## Start Information given
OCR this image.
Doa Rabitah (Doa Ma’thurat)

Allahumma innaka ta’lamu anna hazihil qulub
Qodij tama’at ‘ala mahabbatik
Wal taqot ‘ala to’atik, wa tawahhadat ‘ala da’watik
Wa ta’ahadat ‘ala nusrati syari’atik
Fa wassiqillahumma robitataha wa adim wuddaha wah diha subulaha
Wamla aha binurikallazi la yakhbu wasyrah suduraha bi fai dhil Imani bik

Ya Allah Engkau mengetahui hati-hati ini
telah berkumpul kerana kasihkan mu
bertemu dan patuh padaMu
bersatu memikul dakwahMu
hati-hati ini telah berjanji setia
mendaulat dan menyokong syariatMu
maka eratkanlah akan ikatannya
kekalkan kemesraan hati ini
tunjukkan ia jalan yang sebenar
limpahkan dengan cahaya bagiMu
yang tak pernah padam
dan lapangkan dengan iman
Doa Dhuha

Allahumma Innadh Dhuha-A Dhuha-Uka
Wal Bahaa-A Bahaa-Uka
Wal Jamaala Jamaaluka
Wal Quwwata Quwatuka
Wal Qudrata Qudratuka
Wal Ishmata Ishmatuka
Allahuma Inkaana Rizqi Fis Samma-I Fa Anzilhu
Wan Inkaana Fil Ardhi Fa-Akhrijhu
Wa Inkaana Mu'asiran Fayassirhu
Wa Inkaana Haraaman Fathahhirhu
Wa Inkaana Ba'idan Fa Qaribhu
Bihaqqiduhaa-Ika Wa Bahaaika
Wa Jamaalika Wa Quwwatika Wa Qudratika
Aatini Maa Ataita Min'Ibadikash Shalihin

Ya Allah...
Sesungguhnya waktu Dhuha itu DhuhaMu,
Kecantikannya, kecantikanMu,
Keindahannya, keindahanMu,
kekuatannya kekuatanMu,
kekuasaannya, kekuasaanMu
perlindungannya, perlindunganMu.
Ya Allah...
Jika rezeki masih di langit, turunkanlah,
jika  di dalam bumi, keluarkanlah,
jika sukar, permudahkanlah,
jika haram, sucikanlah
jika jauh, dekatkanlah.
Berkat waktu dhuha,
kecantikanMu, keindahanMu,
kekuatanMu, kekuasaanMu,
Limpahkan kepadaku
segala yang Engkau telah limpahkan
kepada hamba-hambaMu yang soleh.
## End Information given
- Problem description:
Each line in the material above must be retyped without alteration.

- Solution for this problem:
OCR this image.
Doa Rabitah (Doa Ma’thurat)

Allahumma innaka ta’lamu anna hazihil qulub
Qodij tama’at ‘ala mahabbatik
Wal taqot ‘ala to’atik, wa tawahhadat ‘ala da’watik
Wa ta’ahadat ‘ala nusrati syari’atik
Fa wassiqillahumma robitataha wa adim wuddaha wah diha subulaha
Wamla aha binurikallazi la yakhbu wasyrah suduraha bi fai dhil Imani bik

Ya Allah Engkau mengetahui hati-hati ini
telah berkumpul kerana kasihkan mu
bertemu dan patuh padaMu
bersatu memikul dakwahMu
hati-hati ini telah berjanji setia
mendaulat dan menyokong syariatMu
maka eratkanlah akan ikatannya
kekalkan kemesraan hati ini
tunjukkan ia jalan yang sebenar
limpahkan dengan cahaya bagiMu
yang tak pernah padam
dan lapangkan dengan iman
Doa Dhuha

Allahumma Innadh Dhuha-A Dhuha-Uka
Wal Bahaa-A Bahaa-Uka
Wal Jamaala Jamaaluka
Wal Quwwata Quwatuka
Wal Qudrata Qudratuka
Wal Ishmata Ishmatuka
Allahuma Inkaana Rizqi Fis Samma-I Fa Anzilhu
Wan Inkaana Fil Ardhi Fa-Akhrijhu
Wa Inkaana Mu'asiran Fayassirhu
Wa Inkaana Haraaman Fathahhirhu
Wa Inkaana Ba'idan Fa Qaribhu
Bihaqqiduhaa-Ika Wa Bahaaika
Wa Jamaalika Wa Quwwatika Wa Qudratika
Aatini Maa Ataita Min'Ibadikash Shalihin

Ya Allah...
Sesungguhnya waktu Dhuha itu DhuhaMu,
Kecantikannya, kecantikanMu,
Keindahannya, keindahanMu,
kekuatannya kekuatanMu,
kekuasaannya, kekuasaanMu
perlindungannya, perlindunganMu.
Ya Allah...
Jika rezeki masih di langit, turunkanlah,
jika  di dalam bumi, keluarkanlah,
jika sukar, permudahkanlah,
jika haram, sucikanlah
jika jauh, dekatkanlah.
Berkat waktu dhuha,
kecantikanMu, keindahanMu,
kekuatanMu, kekuasaanMu,
Limpahkan kepadaku
segala yang Engkau telah limpahkan
kepada hamba-hambaMu yang soleh.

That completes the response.